Problem details:
Read the listing and extract each line that includes the word "identisch".

Data for this exercise:
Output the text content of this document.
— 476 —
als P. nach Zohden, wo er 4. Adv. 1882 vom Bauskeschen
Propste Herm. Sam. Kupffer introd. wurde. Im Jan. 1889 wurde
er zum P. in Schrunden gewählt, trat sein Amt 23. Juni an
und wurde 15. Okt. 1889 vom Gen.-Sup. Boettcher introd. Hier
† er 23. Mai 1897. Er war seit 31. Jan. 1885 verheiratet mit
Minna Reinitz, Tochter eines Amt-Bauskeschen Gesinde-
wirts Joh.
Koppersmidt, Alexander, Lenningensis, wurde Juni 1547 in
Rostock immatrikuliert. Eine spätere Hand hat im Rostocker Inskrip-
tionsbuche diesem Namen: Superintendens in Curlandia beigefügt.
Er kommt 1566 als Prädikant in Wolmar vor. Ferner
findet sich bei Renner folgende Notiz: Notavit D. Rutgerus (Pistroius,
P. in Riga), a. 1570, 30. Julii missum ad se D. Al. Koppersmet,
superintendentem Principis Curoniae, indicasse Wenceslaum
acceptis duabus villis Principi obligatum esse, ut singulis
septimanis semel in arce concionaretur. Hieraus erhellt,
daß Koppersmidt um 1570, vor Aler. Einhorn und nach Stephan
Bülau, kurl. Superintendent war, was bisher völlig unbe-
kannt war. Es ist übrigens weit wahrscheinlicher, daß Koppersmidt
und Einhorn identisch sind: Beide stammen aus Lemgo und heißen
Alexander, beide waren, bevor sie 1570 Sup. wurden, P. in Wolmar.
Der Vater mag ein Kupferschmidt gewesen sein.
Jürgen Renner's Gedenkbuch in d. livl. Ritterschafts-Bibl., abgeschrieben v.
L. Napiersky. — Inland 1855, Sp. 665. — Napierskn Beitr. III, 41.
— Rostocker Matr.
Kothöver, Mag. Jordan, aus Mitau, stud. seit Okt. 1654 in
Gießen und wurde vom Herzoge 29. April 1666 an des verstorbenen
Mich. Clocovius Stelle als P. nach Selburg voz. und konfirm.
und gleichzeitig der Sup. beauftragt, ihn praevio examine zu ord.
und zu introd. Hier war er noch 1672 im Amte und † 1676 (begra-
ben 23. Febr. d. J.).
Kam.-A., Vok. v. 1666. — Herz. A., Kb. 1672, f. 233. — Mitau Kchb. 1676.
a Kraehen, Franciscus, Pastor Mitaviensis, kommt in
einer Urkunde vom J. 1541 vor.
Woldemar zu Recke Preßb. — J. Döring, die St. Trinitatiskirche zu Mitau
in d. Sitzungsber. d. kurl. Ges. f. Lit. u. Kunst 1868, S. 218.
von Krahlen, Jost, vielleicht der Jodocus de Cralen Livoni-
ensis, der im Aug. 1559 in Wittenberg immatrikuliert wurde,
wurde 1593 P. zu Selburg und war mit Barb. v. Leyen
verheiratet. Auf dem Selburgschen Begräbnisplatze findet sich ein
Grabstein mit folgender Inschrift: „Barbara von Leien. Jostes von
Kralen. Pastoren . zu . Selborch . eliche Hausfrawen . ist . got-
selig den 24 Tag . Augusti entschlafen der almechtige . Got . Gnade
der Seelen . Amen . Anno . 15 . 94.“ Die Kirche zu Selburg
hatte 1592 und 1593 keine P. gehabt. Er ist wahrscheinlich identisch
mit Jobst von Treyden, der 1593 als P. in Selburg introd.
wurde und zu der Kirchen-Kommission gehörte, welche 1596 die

Answer to the task:
und Einhorn identisch sind: Beide stammen aus Lemgo und heißen
hatte 1592 und 1593 keine P. gehabt. Er ist wahrscheinlich identisch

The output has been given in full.